◆ EXERCISE REQUIREMENTS
How many lines in the listing below include the word "techniques"? Answer with the number and nothing else.

· · ·

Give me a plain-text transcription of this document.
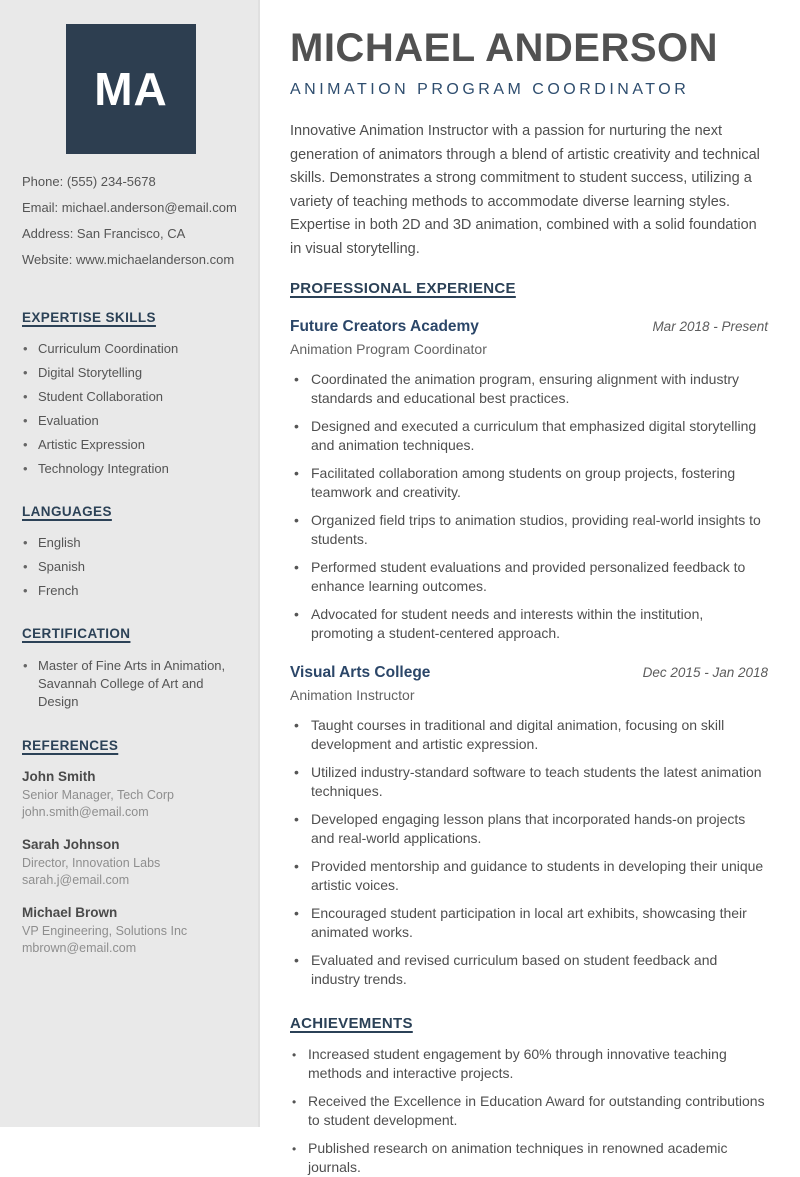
MA
Phone: (555) 234-5678
Email: michael.anderson@email.com
Address: San Francisco, CA
Website: www.michaelanderson.com
EXPERTISE SKILLS
• Curriculum Coordination
• Digital Storytelling
• Student Collaboration
• Evaluation
• Artistic Expression
• Technology Integration
LANGUAGES
• English
• Spanish
• French
CERTIFICATION
• Master of Fine Arts in Animation, Savannah College of Art and Design
REFERENCES
John Smith
Senior Manager, Tech Corp
john.smith@email.com
Sarah Johnson
Director, Innovation Labs
sarah.j@email.com
Michael Brown
VP Engineering, Solutions Inc
mbrown@email.com
MICHAEL ANDERSON
ANIMATION PROGRAM COORDINATOR
Innovative Animation Instructor with a passion for nurturing the next generation of animators through a blend of artistic creativity and technical skills. Demonstrates a strong commitment to student success, utilizing a variety of teaching methods to accommodate diverse learning styles. Expertise in both 2D and 3D animation, combined with a solid foundation in visual storytelling.
PROFESSIONAL EXPERIENCE
Future Creators Academy	Mar 2018 - Present
Animation Program Coordinator
• Coordinated the animation program, ensuring alignment with industry standards and educational best practices.
• Designed and executed a curriculum that emphasized digital storytelling and animation techniques.
• Facilitated collaboration among students on group projects, fostering teamwork and creativity.
• Organized field trips to animation studios, providing real-world insights to students.
• Performed student evaluations and provided personalized feedback to enhance learning outcomes.
• Advocated for student needs and interests within the institution, promoting a student-centered approach.
Visual Arts College	Dec 2015 - Jan 2018
Animation Instructor
• Taught courses in traditional and digital animation, focusing on skill development and artistic expression.
• Utilized industry-standard software to teach students the latest animation techniques.
• Developed engaging lesson plans that incorporated hands-on projects and real-world applications.
• Provided mentorship and guidance to students in developing their unique artistic voices.
• Encouraged student participation in local art exhibits, showcasing their animated works.
• Evaluated and revised curriculum based on student feedback and industry trends.
ACHIEVEMENTS
• Increased student engagement by 60% through innovative teaching methods and interactive projects.
• Received the Excellence in Education Award for outstanding contributions to student development.
• Published research on animation techniques in renowned academic journals.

· · ·

◆ RESPONSE BELOW
3